Records supplied
------------
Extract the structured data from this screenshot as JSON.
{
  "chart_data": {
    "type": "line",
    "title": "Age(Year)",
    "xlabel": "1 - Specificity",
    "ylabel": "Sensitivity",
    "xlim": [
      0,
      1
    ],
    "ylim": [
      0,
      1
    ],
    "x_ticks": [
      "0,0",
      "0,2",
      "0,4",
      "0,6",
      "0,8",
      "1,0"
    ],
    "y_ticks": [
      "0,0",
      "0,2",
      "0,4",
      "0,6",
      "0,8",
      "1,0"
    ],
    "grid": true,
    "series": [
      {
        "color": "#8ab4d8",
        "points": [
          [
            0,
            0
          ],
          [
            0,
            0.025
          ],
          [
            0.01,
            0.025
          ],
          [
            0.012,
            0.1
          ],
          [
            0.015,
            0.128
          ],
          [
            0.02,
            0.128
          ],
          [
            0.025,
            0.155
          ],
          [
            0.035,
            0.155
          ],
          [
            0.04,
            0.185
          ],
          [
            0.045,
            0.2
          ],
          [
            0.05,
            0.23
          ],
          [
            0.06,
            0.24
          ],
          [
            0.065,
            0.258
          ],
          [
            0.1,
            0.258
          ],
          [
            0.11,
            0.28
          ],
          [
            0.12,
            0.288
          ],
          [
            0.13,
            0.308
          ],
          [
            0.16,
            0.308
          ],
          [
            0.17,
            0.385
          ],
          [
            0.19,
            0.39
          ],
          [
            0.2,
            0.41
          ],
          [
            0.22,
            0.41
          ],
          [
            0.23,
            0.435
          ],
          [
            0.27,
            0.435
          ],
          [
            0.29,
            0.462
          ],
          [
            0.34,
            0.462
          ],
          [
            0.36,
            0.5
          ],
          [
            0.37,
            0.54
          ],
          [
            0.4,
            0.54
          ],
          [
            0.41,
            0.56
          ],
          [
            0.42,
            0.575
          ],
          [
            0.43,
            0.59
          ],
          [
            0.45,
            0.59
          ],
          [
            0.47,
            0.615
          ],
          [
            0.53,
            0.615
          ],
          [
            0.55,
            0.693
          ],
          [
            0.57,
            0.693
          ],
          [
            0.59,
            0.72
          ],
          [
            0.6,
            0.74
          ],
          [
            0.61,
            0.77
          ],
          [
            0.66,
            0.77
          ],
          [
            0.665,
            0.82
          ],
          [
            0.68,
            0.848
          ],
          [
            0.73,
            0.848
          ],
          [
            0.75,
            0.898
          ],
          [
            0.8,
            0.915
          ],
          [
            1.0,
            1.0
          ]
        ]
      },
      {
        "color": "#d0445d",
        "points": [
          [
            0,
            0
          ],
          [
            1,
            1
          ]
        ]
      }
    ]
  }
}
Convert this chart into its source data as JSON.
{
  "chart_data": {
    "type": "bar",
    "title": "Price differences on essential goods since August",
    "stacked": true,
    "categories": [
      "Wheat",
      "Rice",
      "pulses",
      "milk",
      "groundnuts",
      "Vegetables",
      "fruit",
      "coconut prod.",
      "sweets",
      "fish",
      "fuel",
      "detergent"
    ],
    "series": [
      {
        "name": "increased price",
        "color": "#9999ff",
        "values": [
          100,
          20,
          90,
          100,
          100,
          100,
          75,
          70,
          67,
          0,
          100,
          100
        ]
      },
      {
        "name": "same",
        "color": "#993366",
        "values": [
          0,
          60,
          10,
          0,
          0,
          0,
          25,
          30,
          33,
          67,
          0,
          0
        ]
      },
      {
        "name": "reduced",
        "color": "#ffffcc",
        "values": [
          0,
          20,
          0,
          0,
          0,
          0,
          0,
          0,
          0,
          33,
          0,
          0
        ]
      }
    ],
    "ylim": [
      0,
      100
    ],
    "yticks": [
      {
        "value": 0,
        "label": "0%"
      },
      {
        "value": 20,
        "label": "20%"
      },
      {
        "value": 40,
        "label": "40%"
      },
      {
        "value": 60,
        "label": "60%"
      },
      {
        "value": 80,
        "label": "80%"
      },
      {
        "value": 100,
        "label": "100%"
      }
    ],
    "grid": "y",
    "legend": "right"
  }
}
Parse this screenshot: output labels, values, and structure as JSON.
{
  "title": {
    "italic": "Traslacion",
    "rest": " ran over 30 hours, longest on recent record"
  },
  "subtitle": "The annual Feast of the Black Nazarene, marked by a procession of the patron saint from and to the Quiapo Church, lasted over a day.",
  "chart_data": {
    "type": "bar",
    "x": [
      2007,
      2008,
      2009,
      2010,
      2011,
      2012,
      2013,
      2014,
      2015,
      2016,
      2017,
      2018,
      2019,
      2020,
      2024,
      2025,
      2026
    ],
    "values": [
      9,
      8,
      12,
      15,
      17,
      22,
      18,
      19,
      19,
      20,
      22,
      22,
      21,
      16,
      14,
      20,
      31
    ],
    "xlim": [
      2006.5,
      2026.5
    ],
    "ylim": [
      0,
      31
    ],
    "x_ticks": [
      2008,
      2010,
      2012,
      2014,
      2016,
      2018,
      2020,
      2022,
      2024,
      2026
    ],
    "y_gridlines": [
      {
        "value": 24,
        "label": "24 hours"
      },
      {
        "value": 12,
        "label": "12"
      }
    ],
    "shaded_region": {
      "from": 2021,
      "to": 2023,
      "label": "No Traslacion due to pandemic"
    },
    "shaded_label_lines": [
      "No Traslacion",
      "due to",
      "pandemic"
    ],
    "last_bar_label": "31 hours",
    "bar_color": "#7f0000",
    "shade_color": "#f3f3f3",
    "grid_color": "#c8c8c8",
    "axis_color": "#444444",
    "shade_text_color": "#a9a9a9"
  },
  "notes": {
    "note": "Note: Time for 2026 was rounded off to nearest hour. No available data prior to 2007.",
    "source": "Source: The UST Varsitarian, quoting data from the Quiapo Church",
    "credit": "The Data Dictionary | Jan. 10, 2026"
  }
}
------------
Short exercise
Go through the records above, find every line with the word "Traslacion", and list those lines.

Output below
    "italic": "Traslacion",
      "label": "No Traslacion due to pandemic"
      "No Traslacion",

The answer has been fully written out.